Copy out the data below as written; omit any images.

===

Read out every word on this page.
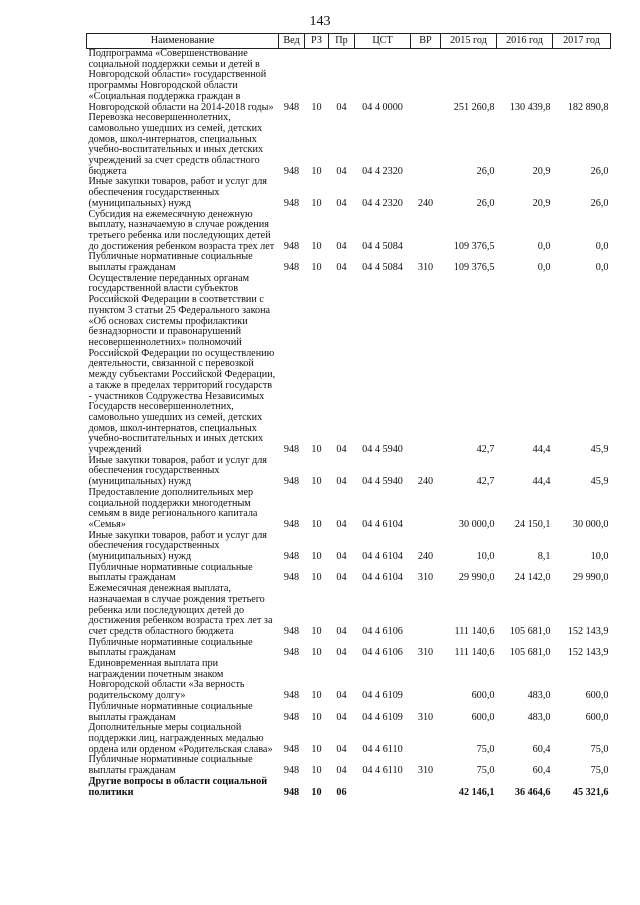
143
Наименование	Вед	РЗ	Пр	ЦСТ	ВР	2015 год	2016 год	2017 год
Подпрограмма «Совершенствование социальной поддержки семьи и детей в Новгородской области» государственной программы Новгородской области «Социальная поддержка граждан в Новгородской области на 2014-2018 годы»	948	10	04	04 4 0000		251 260,8	130 439,8	182 890,8
Перевозка несовершеннолетних, самовольно ушедших из семей, детских домов, школ-интернатов, специальных учебно-воспитательных и иных детских учреждений за счет средств областного бюджета	948	10	04	04 4 2320		26,0	20,9	26,0
Иные закупки товаров, работ и услуг для обеспечения государственных (муниципальных) нужд	948	10	04	04 4 2320	240	26,0	20,9	26,0
Субсидия на ежемесячную денежную выплату, назначаемую в случае рождения третьего ребенка или последующих детей до достижения ребенком возраста трех лет	948	10	04	04 4 5084		109 376,5	0,0	0,0
Публичные нормативные социальные выплаты гражданам	948	10	04	04 4 5084	310	109 376,5	0,0	0,0
Осуществление переданных органам государственной власти субъектов Российской Федерации в соответствии с пунктом 3 статьи 25 Федерального закона «Об основах системы профилактики безнадзорности и правонарушений несовершеннолетних» полномочий Российской Федерации по осуществлению деятельности, связанной с перевозкой между субъектами Российской Федерации, а также в пределах территорий государств - участников Содружества Независимых Государств несовершеннолетних, самовольно ушедших из семей, детских домов, школ-интернатов, специальных учебно-воспитательных и иных детских учреждений	948	10	04	04 4 5940		42,7	44,4	45,9
Иные закупки товаров, работ и услуг для обеспечения государственных (муниципальных) нужд	948	10	04	04 4 5940	240	42,7	44,4	45,9
Предоставление дополнительных мер социальной поддержки многодетным семьям в виде регионального капитала «Семья»	948	10	04	04 4 6104		30 000,0	24 150,1	30 000,0
Иные закупки товаров, работ и услуг для обеспечения государственных (муниципальных) нужд	948	10	04	04 4 6104	240	10,0	8,1	10,0
Публичные нормативные социальные выплаты гражданам	948	10	04	04 4 6104	310	29 990,0	24 142,0	29 990,0
Ежемесячная денежная выплата, назначаемая в случае рождения третьего ребенка или последующих детей до достижения ребенком возраста трех лет за счет средств областного бюджета	948	10	04	04 4 6106		111 140,6	105 681,0	152 143,9
Публичные нормативные социальные выплаты гражданам	948	10	04	04 4 6106	310	111 140,6	105 681,0	152 143,9
Единовременная выплата при награждении почетным знаком Новгородской области «За верность родительскому долгу»	948	10	04	04 4 6109		600,0	483,0	600,0
Публичные нормативные социальные выплаты гражданам	948	10	04	04 4 6109	310	600,0	483,0	600,0
Дополнительные меры социальной поддержки лиц, награжденных медалью ордена или орденом «Родительская слава»	948	10	04	04 4 6110		75,0	60,4	75,0
Публичные нормативные социальные выплаты гражданам	948	10	04	04 4 6110	310	75,0	60,4	75,0
Другие вопросы в области социальной политики	948	10	06			42 146,1	36 464,6	45 321,6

===

→ CORRECT ANSWER:
Read out every word on this page.
143
Наименование	Вед	РЗ	Пр	ЦСТ	ВР	2015 год	2016 год	2017 год
Подпрограмма «Совершенствование социальной поддержки семьи и детей в Новгородской области» государственной программы Новгородской области «Социальная поддержка граждан в Новгородской области на 2014-2018 годы»	948	10	04	04 4 0000		251 260,8	130 439,8	182 890,8
Перевозка несовершеннолетних, самовольно ушедших из семей, детских домов, школ-интернатов, специальных учебно-воспитательных и иных детских учреждений за счет средств областного бюджета	948	10	04	04 4 2320		26,0	20,9	26,0
Иные закупки товаров, работ и услуг для обеспечения государственных (муниципальных) нужд	948	10	04	04 4 2320	240	26,0	20,9	26,0
Субсидия на ежемесячную денежную выплату, назначаемую в случае рождения третьего ребенка или последующих детей до достижения ребенком возраста трех лет	948	10	04	04 4 5084		109 376,5	0,0	0,0
Публичные нормативные социальные выплаты гражданам	948	10	04	04 4 5084	310	109 376,5	0,0	0,0
Осуществление переданных органам государственной власти субъектов Российской Федерации в соответствии с пунктом 3 статьи 25 Федерального закона «Об основах системы профилактики безнадзорности и правонарушений несовершеннолетних» полномочий Российской Федерации по осуществлению деятельности, связанной с перевозкой между субъектами Российской Федерации, а также в пределах территорий государств - участников Содружества Независимых Государств несовершеннолетних, самовольно ушедших из семей, детских домов, школ-интернатов, специальных учебно-воспитательных и иных детских учреждений	948	10	04	04 4 5940		42,7	44,4	45,9
Иные закупки товаров, работ и услуг для обеспечения государственных (муниципальных) нужд	948	10	04	04 4 5940	240	42,7	44,4	45,9
Предоставление дополнительных мер социальной поддержки многодетным семьям в виде регионального капитала «Семья»	948	10	04	04 4 6104		30 000,0	24 150,1	30 000,0
Иные закупки товаров, работ и услуг для обеспечения государственных (муниципальных) нужд	948	10	04	04 4 6104	240	10,0	8,1	10,0
Публичные нормативные социальные выплаты гражданам	948	10	04	04 4 6104	310	29 990,0	24 142,0	29 990,0
Ежемесячная денежная выплата, назначаемая в случае рождения третьего ребенка или последующих детей до достижения ребенком возраста трех лет за счет средств областного бюджета	948	10	04	04 4 6106		111 140,6	105 681,0	152 143,9
Публичные нормативные социальные выплаты гражданам	948	10	04	04 4 6106	310	111 140,6	105 681,0	152 143,9
Единовременная выплата при награждении почетным знаком Новгородской области «За верность родительскому долгу»	948	10	04	04 4 6109		600,0	483,0	600,0
Публичные нормативные социальные выплаты гражданам	948	10	04	04 4 6109	310	600,0	483,0	600,0
Дополнительные меры социальной поддержки лиц, награжденных медалью ордена или орденом «Родительская слава»	948	10	04	04 4 6110		75,0	60,4	75,0
Публичные нормативные социальные выплаты гражданам	948	10	04	04 4 6110	310	75,0	60,4	75,0
Другие вопросы в области социальной политики	948	10	06			42 146,1	36 464,6	45 321,6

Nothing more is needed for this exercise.